■ EXERCISE REQUIREMENTS: Go through the records and extract every line with the word "screenshot".

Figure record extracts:
+ + + + +
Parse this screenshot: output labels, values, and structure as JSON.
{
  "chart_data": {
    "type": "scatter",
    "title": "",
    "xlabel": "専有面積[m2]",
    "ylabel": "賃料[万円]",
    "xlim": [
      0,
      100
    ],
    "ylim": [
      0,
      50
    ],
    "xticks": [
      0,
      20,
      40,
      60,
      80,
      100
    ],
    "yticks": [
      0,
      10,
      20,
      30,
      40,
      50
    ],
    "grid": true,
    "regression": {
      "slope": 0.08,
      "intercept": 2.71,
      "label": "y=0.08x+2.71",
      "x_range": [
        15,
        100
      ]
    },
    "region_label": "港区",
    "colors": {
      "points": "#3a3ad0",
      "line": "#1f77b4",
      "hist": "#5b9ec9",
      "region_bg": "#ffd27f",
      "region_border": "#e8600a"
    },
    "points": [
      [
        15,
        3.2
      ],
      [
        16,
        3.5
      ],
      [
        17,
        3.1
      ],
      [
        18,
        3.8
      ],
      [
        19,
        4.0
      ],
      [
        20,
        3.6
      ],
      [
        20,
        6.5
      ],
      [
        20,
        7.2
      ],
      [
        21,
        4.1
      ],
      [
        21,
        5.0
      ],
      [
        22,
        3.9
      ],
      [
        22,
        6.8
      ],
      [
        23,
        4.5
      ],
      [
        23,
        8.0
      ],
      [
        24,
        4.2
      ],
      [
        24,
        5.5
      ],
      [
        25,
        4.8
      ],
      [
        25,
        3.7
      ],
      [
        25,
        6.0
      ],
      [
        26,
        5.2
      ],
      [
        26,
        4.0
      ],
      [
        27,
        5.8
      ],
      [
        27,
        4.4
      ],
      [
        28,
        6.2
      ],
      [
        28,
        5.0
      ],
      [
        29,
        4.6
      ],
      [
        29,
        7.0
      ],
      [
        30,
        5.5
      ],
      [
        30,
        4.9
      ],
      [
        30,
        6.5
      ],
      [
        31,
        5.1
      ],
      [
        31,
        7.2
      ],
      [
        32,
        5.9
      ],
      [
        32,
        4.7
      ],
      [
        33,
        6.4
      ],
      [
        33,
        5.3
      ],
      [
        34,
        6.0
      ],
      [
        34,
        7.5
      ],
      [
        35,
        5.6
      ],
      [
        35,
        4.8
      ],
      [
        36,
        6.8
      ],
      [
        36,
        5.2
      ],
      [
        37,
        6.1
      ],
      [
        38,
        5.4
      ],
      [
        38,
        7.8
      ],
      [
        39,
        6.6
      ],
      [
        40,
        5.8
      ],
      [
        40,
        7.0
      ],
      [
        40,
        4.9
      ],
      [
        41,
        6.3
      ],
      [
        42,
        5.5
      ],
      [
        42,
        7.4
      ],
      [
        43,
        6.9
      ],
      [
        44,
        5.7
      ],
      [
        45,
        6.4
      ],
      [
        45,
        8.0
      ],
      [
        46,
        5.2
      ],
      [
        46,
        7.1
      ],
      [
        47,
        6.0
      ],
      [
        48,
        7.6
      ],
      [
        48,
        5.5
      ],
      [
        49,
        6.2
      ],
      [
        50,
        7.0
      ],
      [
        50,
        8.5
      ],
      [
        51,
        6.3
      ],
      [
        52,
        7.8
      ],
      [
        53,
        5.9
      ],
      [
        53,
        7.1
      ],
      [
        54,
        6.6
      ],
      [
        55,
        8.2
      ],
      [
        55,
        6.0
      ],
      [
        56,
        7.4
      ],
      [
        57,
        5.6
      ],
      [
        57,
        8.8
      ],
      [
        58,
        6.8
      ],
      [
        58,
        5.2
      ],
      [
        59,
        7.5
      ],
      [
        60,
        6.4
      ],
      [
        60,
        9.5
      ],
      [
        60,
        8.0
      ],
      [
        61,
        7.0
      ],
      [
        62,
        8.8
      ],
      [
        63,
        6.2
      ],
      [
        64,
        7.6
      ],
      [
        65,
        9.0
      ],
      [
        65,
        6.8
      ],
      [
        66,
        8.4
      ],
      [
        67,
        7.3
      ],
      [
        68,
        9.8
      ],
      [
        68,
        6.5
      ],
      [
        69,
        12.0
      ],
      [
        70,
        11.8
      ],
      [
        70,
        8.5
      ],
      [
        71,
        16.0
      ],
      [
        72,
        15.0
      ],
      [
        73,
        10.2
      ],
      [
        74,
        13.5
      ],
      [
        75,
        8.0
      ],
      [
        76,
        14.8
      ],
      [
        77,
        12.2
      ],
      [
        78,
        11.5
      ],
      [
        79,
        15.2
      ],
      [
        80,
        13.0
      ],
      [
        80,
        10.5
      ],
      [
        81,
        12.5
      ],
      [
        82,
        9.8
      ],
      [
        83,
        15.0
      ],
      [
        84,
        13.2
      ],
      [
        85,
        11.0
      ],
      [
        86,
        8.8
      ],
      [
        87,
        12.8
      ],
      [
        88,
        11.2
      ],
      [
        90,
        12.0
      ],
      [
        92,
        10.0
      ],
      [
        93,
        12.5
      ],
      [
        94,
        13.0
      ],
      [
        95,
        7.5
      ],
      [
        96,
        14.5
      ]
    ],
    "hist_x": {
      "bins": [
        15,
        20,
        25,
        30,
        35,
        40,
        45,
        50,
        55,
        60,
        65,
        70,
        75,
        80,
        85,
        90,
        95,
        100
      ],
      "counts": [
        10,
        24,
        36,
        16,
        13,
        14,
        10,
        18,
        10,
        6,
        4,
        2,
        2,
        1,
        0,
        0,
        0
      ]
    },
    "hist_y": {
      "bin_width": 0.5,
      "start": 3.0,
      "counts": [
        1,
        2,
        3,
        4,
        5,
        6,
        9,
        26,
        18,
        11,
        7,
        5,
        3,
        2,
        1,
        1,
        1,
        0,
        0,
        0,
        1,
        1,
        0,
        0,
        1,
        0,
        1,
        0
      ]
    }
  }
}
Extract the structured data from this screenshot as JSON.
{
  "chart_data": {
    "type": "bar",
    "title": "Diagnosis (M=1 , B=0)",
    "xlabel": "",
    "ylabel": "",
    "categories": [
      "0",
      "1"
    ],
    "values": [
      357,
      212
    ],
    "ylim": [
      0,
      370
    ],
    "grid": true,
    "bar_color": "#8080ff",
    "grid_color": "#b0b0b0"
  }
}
+ + + + +
■ WORKED ANSWER:
Parse this screenshot: output labels, values, and structure as JSON.
Extract the structured data from this screenshot as JSON.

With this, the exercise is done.